Figure record extracts
-- begin --

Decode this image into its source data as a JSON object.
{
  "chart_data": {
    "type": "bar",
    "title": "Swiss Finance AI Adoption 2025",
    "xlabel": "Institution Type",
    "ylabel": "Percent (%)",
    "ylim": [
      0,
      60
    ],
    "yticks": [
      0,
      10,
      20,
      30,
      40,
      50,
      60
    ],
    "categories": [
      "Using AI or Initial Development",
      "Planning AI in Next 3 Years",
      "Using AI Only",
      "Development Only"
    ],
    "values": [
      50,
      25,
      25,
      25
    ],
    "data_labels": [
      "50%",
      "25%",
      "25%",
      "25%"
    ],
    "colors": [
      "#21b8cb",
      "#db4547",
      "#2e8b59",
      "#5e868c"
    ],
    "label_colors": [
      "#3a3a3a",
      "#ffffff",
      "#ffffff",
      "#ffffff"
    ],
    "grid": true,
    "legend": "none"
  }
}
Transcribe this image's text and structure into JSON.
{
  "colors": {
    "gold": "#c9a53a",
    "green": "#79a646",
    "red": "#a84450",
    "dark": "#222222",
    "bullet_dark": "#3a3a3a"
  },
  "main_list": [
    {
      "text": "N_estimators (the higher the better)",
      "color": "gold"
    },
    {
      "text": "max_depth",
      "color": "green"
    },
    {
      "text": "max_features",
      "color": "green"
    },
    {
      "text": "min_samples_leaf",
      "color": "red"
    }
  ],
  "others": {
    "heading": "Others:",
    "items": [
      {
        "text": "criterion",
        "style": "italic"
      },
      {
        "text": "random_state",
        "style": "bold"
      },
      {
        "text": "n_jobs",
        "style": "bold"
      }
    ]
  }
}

-- end --

# PROBLEM STATEMENT:
Find the word "Development" and list each line it appears in.

# WRITTEN SOLUTION:
      "Using AI or Initial Development",
      "Development Only"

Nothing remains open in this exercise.